Task:
Print the listing in its entirety and exactly, leaving out images.

══ Listed records

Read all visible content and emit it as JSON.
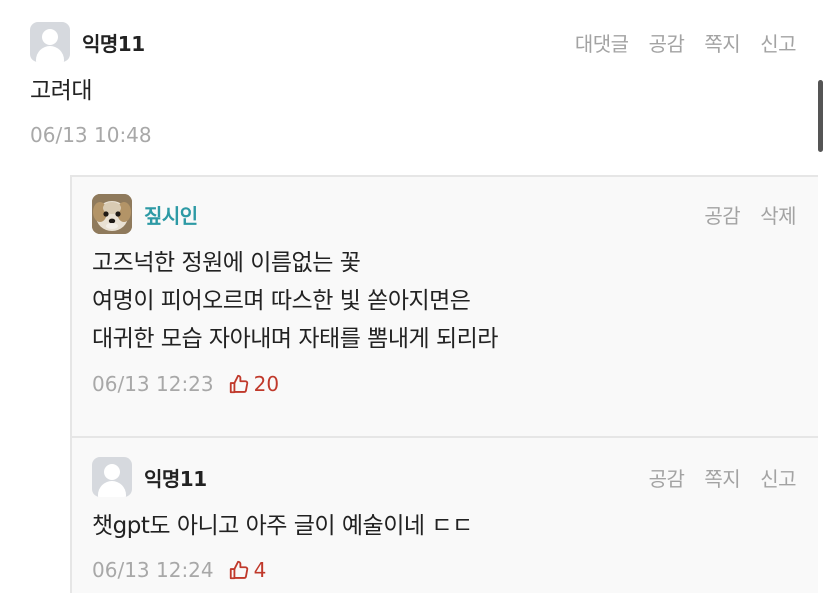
{
  "comment": {
    "author": "익명11",
    "actions": [
      "대댓글",
      "공감",
      "쪽지",
      "신고"
    ],
    "content": "고려대",
    "timestamp": "06/13 10:48"
  },
  "replies": [
    {
      "author": "짚시인",
      "actions": [
        "공감",
        "삭제"
      ],
      "lines": [
        "고즈넉한 정원에 이름없는 꽃",
        "여명이 피어오르며 따스한 빛 쏟아지면은",
        "대귀한 모습 자아내며 자태를 뽐내게 되리라"
      ],
      "timestamp": "06/13 12:23",
      "likes": "20"
    },
    {
      "author": "익명11",
      "actions": [
        "공감",
        "쪽지",
        "신고"
      ],
      "content": "챗gpt도 아니고 아주 글이 예술이네 ㄷㄷ",
      "timestamp": "06/13 12:24",
      "likes": "4"
    }
  ],
  "colors": {
    "like": "#c0392b",
    "author_highlight": "#2d9aa5",
    "muted": "#a3a3a3"
  }
}
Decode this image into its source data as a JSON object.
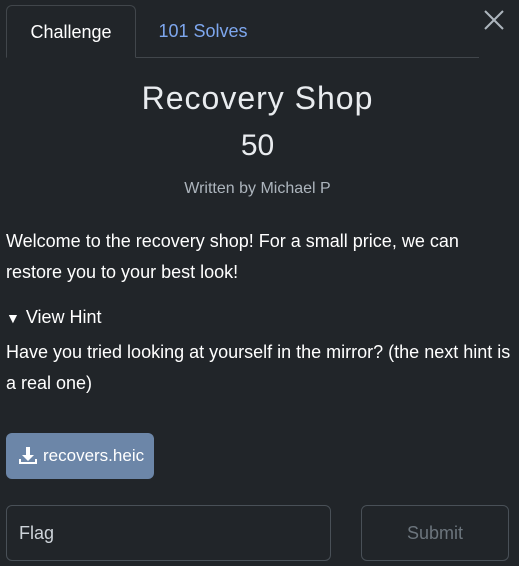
{
  "tabs": [
    {
      "label": "Challenge",
      "active": true
    },
    {
      "label": "101 Solves",
      "active": false
    }
  ],
  "challenge": {
    "title": "Recovery Shop",
    "points": "50",
    "author": "Written by Michael P",
    "description": "Welcome to the recovery shop! For a small price, we can restore you to your best look!",
    "hint_toggle_label": "View Hint",
    "hint_text": "Have you tried looking at yourself in the mirror? (the next hint is a real one)",
    "file_name": "recovers.heic"
  },
  "form": {
    "flag_placeholder": "Flag",
    "flag_value": "",
    "submit_label": "Submit"
  },
  "icons": {
    "close": "close-icon",
    "hint": "triangle-down-icon",
    "download": "download-icon"
  },
  "colors": {
    "background": "#212529",
    "accent_link": "#7ea7ee",
    "file_button": "#6c86a8"
  }
}
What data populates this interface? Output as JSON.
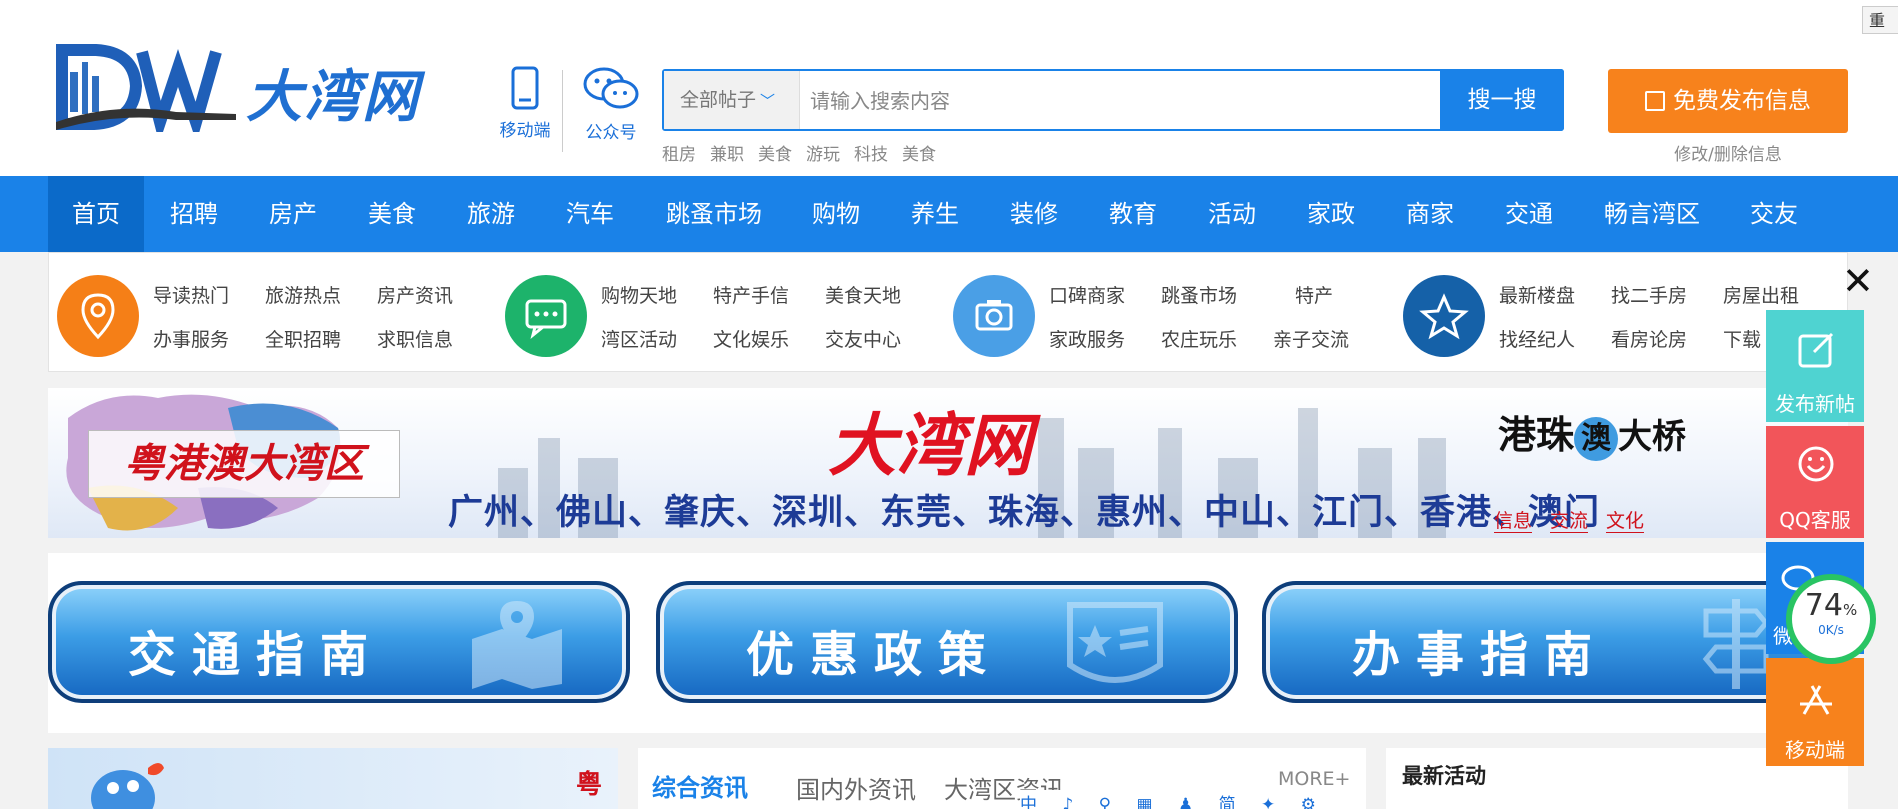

════

Expected answer:
Read all visible content and emit it as JSON.
{
  "comment": {
    "author": "익명11",
    "actions": [
      "대댓글",
      "공감",
      "쪽지",
      "신고"
    ],
    "content": "고려대",
    "timestamp": "06/13 10:48"
  },
  "replies": [
    {
      "author": "짚시인",
      "actions": [
        "공감",
        "삭제"
      ],
      "lines": [
        "고즈넉한 정원에 이름없는 꽃",
        "여명이 피어오르며 따스한 빛 쏟아지면은",
        "대귀한 모습 자아내며 자태를 뽐내게 되리라"
      ],
      "timestamp": "06/13 12:23",
      "likes": "20"
    },
    {
      "author": "익명11",
      "actions": [
        "공감",
        "쪽지",
        "신고"
      ],
      "content": "챗gpt도 아니고 아주 글이 예술이네 ㄷㄷ",
      "timestamp": "06/13 12:24",
      "likes": "4"
    }
  ],
  "colors": {
    "like": "#c0392b",
    "author_highlight": "#2d9aa5",
    "muted": "#a3a3a3"
  }
}
Decode this image into its source data as a JSON object.
{
  "tabs": [
    {
      "label": "Challenge",
      "active": true
    },
    {
      "label": "101 Solves",
      "active": false
    }
  ],
  "challenge": {
    "title": "Recovery Shop",
    "points": "50",
    "author": "Written by Michael P",
    "description": "Welcome to the recovery shop! For a small price, we can restore you to your best look!",
    "hint_toggle_label": "View Hint",
    "hint_text": "Have you tried looking at yourself in the mirror? (the next hint is a real one)",
    "file_name": "recovers.heic"
  },
  "form": {
    "flag_placeholder": "Flag",
    "flag_value": "",
    "submit_label": "Submit"
  },
  "icons": {
    "close": "close-icon",
    "hint": "triangle-down-icon",
    "download": "download-icon"
  },
  "colors": {
    "background": "#212529",
    "accent_link": "#7ea7ee",
    "file_button": "#6c86a8"
  }
}
What data populates this interface? Output as JSON.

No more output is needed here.